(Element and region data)
*-*-*

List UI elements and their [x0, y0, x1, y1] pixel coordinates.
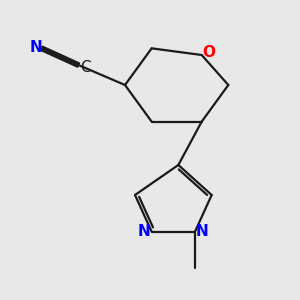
Text: N: N: [138, 224, 151, 239]
Text: N: N: [29, 40, 42, 55]
Text: C: C: [80, 60, 91, 75]
Text: O: O: [202, 45, 215, 60]
Text: N: N: [196, 224, 209, 239]
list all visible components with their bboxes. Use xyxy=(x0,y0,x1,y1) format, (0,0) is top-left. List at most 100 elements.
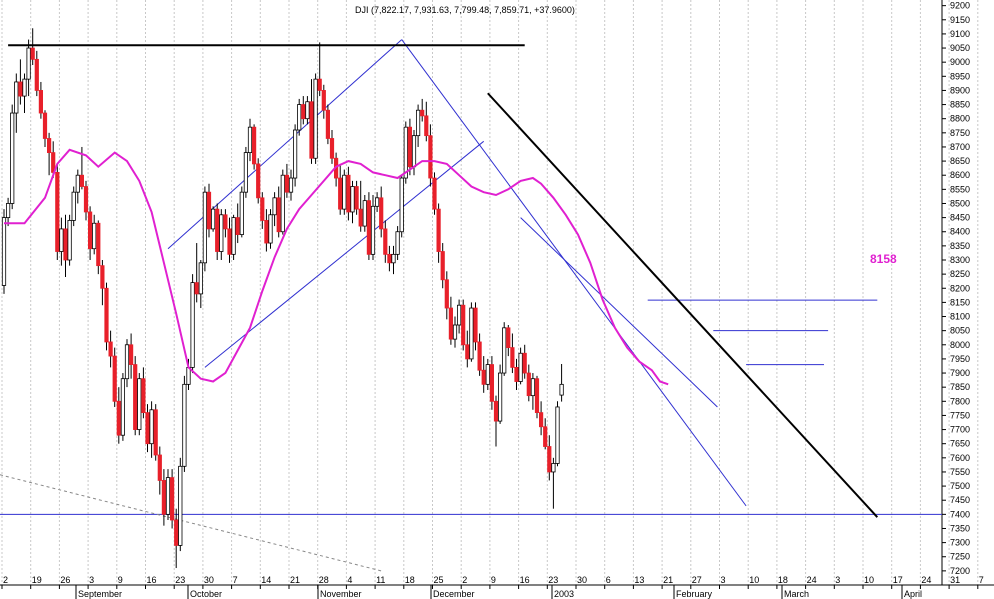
y-tick-label: 8800 xyxy=(950,114,970,124)
y-tick-label: 8750 xyxy=(950,128,970,138)
candle xyxy=(141,367,146,419)
y-tick-label: 8200 xyxy=(950,283,970,293)
candle xyxy=(104,282,109,351)
candle xyxy=(243,146,248,198)
candle xyxy=(165,469,171,520)
candle xyxy=(14,73,19,133)
candle-body xyxy=(502,327,507,374)
candle xyxy=(88,206,93,260)
candle xyxy=(30,28,35,65)
y-tick-label: 8350 xyxy=(950,241,970,251)
x-tick-label: 3 xyxy=(89,575,94,585)
x-tick-label: 17 xyxy=(893,575,903,585)
candle-body xyxy=(403,126,408,179)
candle xyxy=(26,39,31,97)
candle-body xyxy=(284,174,290,193)
x-tick-label: 23 xyxy=(548,575,558,585)
y-tick-label: 8850 xyxy=(950,100,970,110)
candle-body xyxy=(157,454,162,481)
candle xyxy=(514,358,519,390)
candle xyxy=(485,358,490,390)
candle xyxy=(477,333,482,376)
x-tick-label: 3 xyxy=(721,575,726,585)
candle-body xyxy=(346,174,351,213)
y-tick-label: 7500 xyxy=(950,481,970,491)
candle xyxy=(530,373,536,410)
candle-body xyxy=(108,341,113,357)
candle-body xyxy=(407,126,413,168)
candle xyxy=(120,373,125,441)
candle-body xyxy=(362,200,367,227)
candle-body xyxy=(141,378,146,414)
candle xyxy=(383,220,388,263)
candle-body xyxy=(387,253,392,264)
candle-body xyxy=(100,265,105,289)
candle xyxy=(370,195,376,260)
y-tick-label: 7350 xyxy=(950,523,970,533)
candle-body xyxy=(481,369,486,385)
candle-body xyxy=(547,446,552,473)
candle-body xyxy=(374,197,380,207)
moving-average-line xyxy=(4,148,669,386)
x-tick-label: 23 xyxy=(175,575,185,585)
candle xyxy=(448,296,454,345)
candle-body xyxy=(210,208,216,230)
candle-body xyxy=(14,81,19,114)
x-tick-label: 10 xyxy=(864,575,874,585)
candle xyxy=(6,197,11,227)
candle-body xyxy=(506,327,511,349)
candle-body xyxy=(415,109,421,137)
vertical-gridlines xyxy=(0,0,994,586)
candle-body xyxy=(206,191,212,230)
candle xyxy=(465,330,470,368)
candle-body xyxy=(67,220,72,261)
candle xyxy=(391,245,396,275)
candle xyxy=(297,98,302,136)
candle-body xyxy=(350,186,355,213)
channel-line xyxy=(520,217,718,408)
candle-body xyxy=(514,366,519,382)
candle xyxy=(174,508,179,569)
candle-body xyxy=(223,214,228,230)
candle-body xyxy=(358,208,363,227)
candle xyxy=(436,203,441,263)
candle-body xyxy=(518,352,523,382)
candle xyxy=(10,104,15,210)
candle-body xyxy=(264,220,269,244)
candle-body xyxy=(522,352,527,374)
candle xyxy=(522,344,527,379)
candle-body xyxy=(174,519,179,546)
y-tick-label: 8600 xyxy=(950,170,970,180)
candle xyxy=(309,79,314,164)
chart-title: DJI (7,822.17, 7,931.63, 7,799.48, 7,859… xyxy=(355,5,575,15)
y-tick-label: 8400 xyxy=(950,227,970,237)
candle xyxy=(223,209,228,238)
candle-body xyxy=(354,186,359,210)
candle-body xyxy=(6,203,11,219)
lower-dotted-trendline xyxy=(0,474,382,572)
candle xyxy=(108,330,113,368)
candle-body xyxy=(112,355,117,402)
y-tick-label: 8500 xyxy=(950,198,970,208)
candle xyxy=(510,333,515,374)
candles xyxy=(1,28,564,569)
candle-body xyxy=(329,138,335,159)
candle-body xyxy=(190,282,195,368)
x-tick-label: 10 xyxy=(749,575,759,585)
candle-body xyxy=(1,217,7,286)
candle xyxy=(456,299,462,334)
y-tick-label: 8900 xyxy=(950,85,970,95)
candle xyxy=(321,84,326,119)
candle xyxy=(534,375,540,419)
x-tick-label: 19 xyxy=(32,575,42,585)
candle-body xyxy=(133,364,138,430)
candle xyxy=(256,158,261,204)
y-tick-label: 8450 xyxy=(950,213,970,223)
candle xyxy=(157,446,162,495)
candle-body xyxy=(10,112,15,204)
candle xyxy=(133,356,138,436)
channel-line xyxy=(204,140,485,368)
candle xyxy=(194,243,199,303)
x-month-label: April xyxy=(904,589,922,599)
x-tick-label: 18 xyxy=(405,575,415,585)
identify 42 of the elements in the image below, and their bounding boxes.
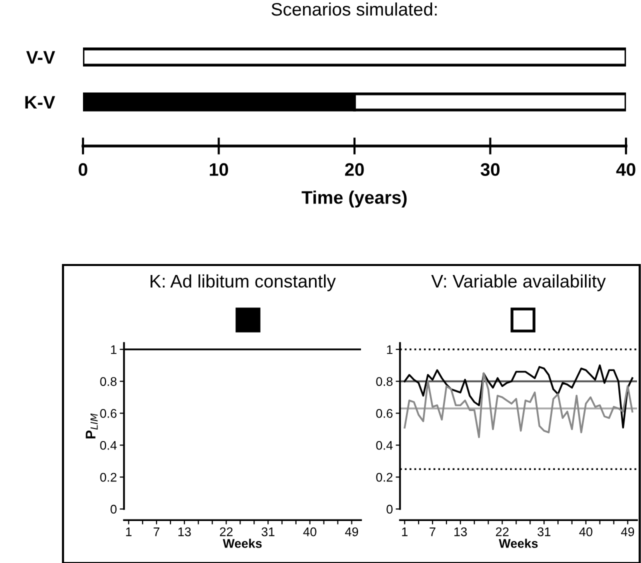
y-tick-label: K-V — [25, 96, 56, 108]
x-tick-label: 13 — [454, 527, 467, 536]
x-tick-label: 31 — [262, 527, 274, 536]
y-tick-label: 0.2 — [100, 472, 116, 482]
y-tick-label: 1 — [111, 345, 116, 354]
x-tick-label: 10 — [210, 163, 228, 176]
x-tick-label: 20 — [345, 163, 364, 176]
y-tick-label: V-V — [26, 51, 56, 64]
y-axis-title: P$_{LIM}$ — [86, 413, 98, 438]
x-tick-label: 40 — [579, 527, 592, 536]
x-axis-title: Weeks — [498, 538, 538, 548]
x-tick-label: 40 — [303, 527, 316, 536]
y-tick-label: 0.2 — [376, 472, 392, 482]
y-tick-label: 1 — [387, 345, 392, 354]
x-tick-label: 40 — [616, 163, 636, 176]
x-axis-title: Weeks — [222, 538, 262, 548]
x-tick-label: 22 — [496, 527, 509, 536]
chart-title: K: Ad libitum constantly — [150, 274, 336, 292]
x-tick-label: 1 — [126, 528, 132, 536]
x-axis-title: Time (years) — [302, 190, 407, 208]
x-tick-label: 7 — [154, 528, 160, 536]
y-tick-label: 0.6 — [376, 409, 393, 418]
y-tick-label: 0.4 — [376, 440, 393, 450]
y-tick-label: 0.6 — [100, 409, 117, 418]
y-tick-label: 0.8 — [100, 377, 117, 386]
x-tick-label: 7 — [430, 528, 436, 536]
y-tick-label: 0.4 — [100, 440, 117, 450]
x-tick-label: 1 — [402, 528, 408, 536]
chart-title: Scenarios simulated: — [272, 2, 437, 16]
x-tick-label: 13 — [178, 527, 191, 536]
y-tick-label: 0 — [386, 504, 393, 514]
line-series — [404, 372, 634, 438]
x-tick-label: 49 — [621, 527, 634, 536]
x-tick-label: 30 — [480, 163, 500, 176]
x-tick-label: 0 — [78, 163, 88, 176]
chart-title: V: Variable availability — [431, 274, 606, 292]
x-tick-label: 22 — [220, 527, 233, 536]
y-tick-label: 0 — [110, 504, 117, 514]
line-series — [404, 364, 634, 428]
y-tick-label: 0.8 — [376, 377, 393, 386]
x-tick-label: 31 — [538, 527, 550, 536]
x-tick-label: 49 — [345, 527, 358, 536]
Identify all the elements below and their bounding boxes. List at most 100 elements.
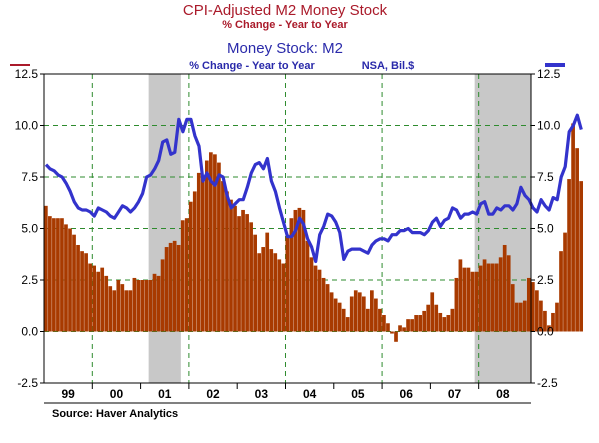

*-*-*

### Given exercise
Render every line of the data above as a Markdown table with the columns Row and Line, skipping blank lines. Omit the image placeholders.

### Written solution
| Row | Line |
|---|---|
| 1 | List UI elements and their [x0, y0, x1, y1] pixel coordinates. |
| 2 | Text: N: N: [138, 224, 151, 239] |
| 3 | Text: N: N: [29, 40, 42, 55] |
| 4 | Text: C: C: [80, 60, 91, 75] |
| 5 | Text: O: O: [202, 45, 215, 60] |
| 6 | Text: N: N: [196, 224, 209, 239] |
| 7 | list all visible components with their bboxes. Use xyxy=(x0,y0,x1,y1) format, (0,0) is top-left. List at most 100 elements. |
| 8 | y-tick-label: 8800 xyxy=(950,114,970,124) |
| 9 | y-tick-label: 8750 xyxy=(950,128,970,138) |
| 10 | candle xyxy=(141,367,146,419) |
| 11 | y-tick-label: 8200 xyxy=(950,283,970,293) |
| 12 | candle xyxy=(104,282,109,351) |
| 13 | candle xyxy=(243,146,248,198) |
| 14 | candle xyxy=(165,469,171,520) |
| 15 | candle xyxy=(14,73,19,133) |
| 16 | candle-body xyxy=(502,327,507,374) |
| 17 | candle xyxy=(88,206,93,260) |
| 18 | candle xyxy=(30,28,35,65) |
| 19 | y-tick-label: 8350 xyxy=(950,241,970,251) |
| 20 | x-tick-label: 3 xyxy=(89,575,94,585) |
| 21 | x-tick-label: 17 xyxy=(893,575,903,585) |
| 22 | candle-body xyxy=(403,126,408,179) |
| 23 | candle xyxy=(26,39,31,97) |
| 24 | candle-body xyxy=(284,174,290,193) |
| 25 | x-tick-label: 23 xyxy=(548,575,558,585) |
| 26 | y-tick-label: 8850 xyxy=(950,100,970,110) |
| 27 | candle-body xyxy=(157,454,162,481) |
| 28 | candle xyxy=(514,358,519,390) |
| 29 | candle xyxy=(485,358,490,390) |
| 30 | candle xyxy=(477,333,482,376) |
| 31 | x-tick-label: 3 xyxy=(721,575,726,585) |
| 32 | candle-body xyxy=(346,174,351,213) |
| 33 | y-tick-label: 7500 xyxy=(950,481,970,491) |
| 34 | candle xyxy=(530,373,536,410) |
| 35 | candle-body xyxy=(108,341,113,357) |
| 36 | candle-body xyxy=(407,126,413,168) |
| 37 | candle xyxy=(120,373,125,441) |
| 38 | candle-body xyxy=(362,200,367,227) |
| 39 | candle-body xyxy=(141,378,146,414) |
| 40 | candle xyxy=(383,220,388,263) |
| 41 | candle-body xyxy=(387,253,392,264) |
| 42 | candle-body xyxy=(100,265,105,289) |
| 43 | candle xyxy=(370,195,376,260) |
| 44 | y-tick-label: 7350 xyxy=(950,523,970,533) |
| 45 | candle-body xyxy=(481,369,486,385) |
| 46 | candle-body xyxy=(547,446,552,473) |
| 47 | candle-body xyxy=(374,197,380,207) |
| 48 | moving-average-line xyxy=(4,148,669,386) |
| 49 | x-tick-label: 23 xyxy=(175,575,185,585) |
| 50 | candle xyxy=(448,296,454,345) |
| 51 | candle-body xyxy=(210,208,216,230) |
| 52 | candle-body xyxy=(14,81,19,114) |
| 53 | x-tick-label: 10 xyxy=(864,575,874,585) |
| 54 | candle xyxy=(6,197,11,227) |
| 55 | candle-body xyxy=(506,327,511,349) |
| 56 | candle-body xyxy=(415,109,421,137) |
| 57 | vertical-gridlines xyxy=(0,0,994,586) |
| 58 | candle-body xyxy=(206,191,212,230) |
| 59 | candle xyxy=(465,330,470,368) |
| 60 | candle-body xyxy=(67,220,72,261) |
| 61 | candle xyxy=(391,245,396,275) |
| 62 | candle xyxy=(297,98,302,136) |
| 63 | candle-body xyxy=(350,186,355,213) |
| 64 | channel-line xyxy=(520,217,718,408) |
| 65 | candle-body xyxy=(514,366,519,382) |
| 66 | candle xyxy=(174,508,179,569) |
| 67 | candle-body xyxy=(223,214,228,230) |
| 68 | candle-body xyxy=(358,208,363,227) |
| 69 | candle xyxy=(436,203,441,263) |
| 70 | candle-body xyxy=(518,352,523,382) |
| 71 | candle xyxy=(10,104,15,210) |
| 72 | candle-body xyxy=(264,220,269,244) |
| 73 | candle-body xyxy=(522,352,527,374) |
| 74 | candle xyxy=(522,344,527,379) |
| 75 | candle-body xyxy=(174,519,179,546) |
| 76 | y-tick-label: 8600 xyxy=(950,170,970,180) |
| 77 | candle xyxy=(309,79,314,164) |
| 78 | chart-title: DJI (7,822.17, 7,931.63, 7,799.48, 7,859… xyxy=(355,5,575,15) |
| 79 | y-tick-label: 8400 xyxy=(950,227,970,237) |
| 80 | candle xyxy=(223,209,228,238) |
| 81 | candle-body xyxy=(354,186,359,210) |
| 82 | candle-body xyxy=(6,203,11,219) |
| 83 | lower-dotted-trendline xyxy=(0,474,382,572) |
| 84 | candle xyxy=(108,330,113,368) |
| 85 | candle-body xyxy=(112,355,117,402) |
| 86 | y-tick-label: 8500 xyxy=(950,198,970,208) |
| 87 | candle xyxy=(510,333,515,374) |
| 88 | candles xyxy=(1,28,564,569) |
| 89 | candle-body xyxy=(329,138,335,159) |
| 90 | candle-body xyxy=(190,282,195,368) |
| 91 | x-tick-label: 10 xyxy=(749,575,759,585) |
| 92 | candle-body xyxy=(1,217,7,286) |
| 93 | candle xyxy=(456,299,462,334) |
| 94 | y-tick-label: 8900 xyxy=(950,85,970,95) |
| 95 | candle xyxy=(321,84,326,119) |
| 96 | candle xyxy=(534,375,540,419) |
| 97 | x-tick-label: 19 xyxy=(32,575,42,585) |
| 98 | candle-body xyxy=(133,364,138,430) |
| 99 | candle xyxy=(256,158,261,204) |
| 100 | y-tick-label: 8450 xyxy=(950,213,970,223) |
| 101 | candle xyxy=(157,446,162,495) |
| 102 | candle-body xyxy=(10,112,15,204) |
| 103 | candle xyxy=(133,356,138,436) |
| 104 | channel-line xyxy=(204,140,485,368) |
| 105 | candle xyxy=(194,243,199,303) |
| 106 | x-month-label: April xyxy=(904,589,922,599) |
| 107 | x-tick-label: 18 xyxy=(405,575,415,585) |
| 108 | identify 42 of the elements in the image below, and their bounding boxes. |
| 109 | y-tick-label: K-V — [25, 96, 56, 108] |
| 110 | x-tick-label: 13 — [454, 527, 467, 536] |
| 111 | x-tick-label: 31 — [262, 527, 274, 536] |
| 112 | y-tick-label: 0.2 — [100, 472, 116, 482] |
| 113 | y-tick-label: 1 — [111, 345, 116, 354] |
| 114 | x-tick-label: 10 — [210, 163, 228, 176] |
| 115 | x-tick-label: 20 — [345, 163, 364, 176] |
| 116 | y-tick-label: V-V — [26, 51, 56, 64] |
| 117 | y-axis-title: P$_{LIM}$ — [86, 413, 98, 438] |
| 118 | x-tick-label: 40 — [579, 527, 592, 536] |
| 119 | x-axis-title: Weeks — [498, 538, 538, 548] |
| 120 | x-tick-label: 40 — [303, 527, 316, 536] |
| 121 | y-tick-label: 0.2 — [376, 472, 392, 482] |
| 122 | y-tick-label: 1 — [387, 345, 392, 354] |
| 123 | x-tick-label: 40 — [616, 163, 636, 176] |
| 124 | x-axis-title: Weeks — [222, 538, 262, 548] |
| 125 | x-tick-label: 22 — [496, 527, 509, 536] |
| 126 | chart-title: K: Ad libitum constantly — [150, 274, 336, 292] |
| 127 | x-tick-label: 1 — [126, 528, 132, 536] |
| 128 | x-axis-title: Time (years) — [302, 190, 407, 208] |
| 129 | x-tick-label: 7 — [154, 528, 160, 536] |
| 130 | y-tick-label: 0.6 — [376, 409, 393, 418] |
| 131 | y-tick-label: 0.4 — [376, 440, 393, 450] |
| 132 | y-tick-label: 0.6 — [100, 409, 117, 418] |
| 133 | y-tick-label: 0.8 — [100, 377, 117, 386] |
| 134 | x-tick-label: 7 — [430, 528, 436, 536] |
| 135 | y-tick-label: 0.4 — [100, 440, 117, 450] |
| 136 | x-tick-label: 1 — [402, 528, 408, 536] |
| 137 | chart-title: Scenarios simulated: — [272, 2, 437, 16] |
| 138 | x-tick-label: 13 — [178, 527, 191, 536] |
| 139 | y-tick-label: 0 — [386, 504, 393, 514] |
| 140 | line-series — [404, 372, 634, 438] |
| 141 | x-tick-label: 49 — [621, 527, 634, 536] |
| 142 | x-tick-label: 30 — [480, 163, 500, 176] |
| 143 | x-tick-label: 0 — [78, 163, 88, 176] |
| 144 | chart-title: V: Variable availability — [431, 274, 606, 292] |
| 145 | x-tick-label: 22 — [220, 527, 233, 536] |
| 146 | y-tick-label: 0 — [110, 504, 117, 514] |
| 147 | line-series — [404, 364, 634, 428] |
| 148 | y-tick-label: 0.8 — [376, 377, 393, 386] |
| 149 | x-tick-label: 31 — [538, 527, 550, 536] |
| 150 | x-tick-label: 49 — [345, 527, 358, 536] |
| 151 | Identify all the elements below and their bounding boxes. List at most 100 elements. |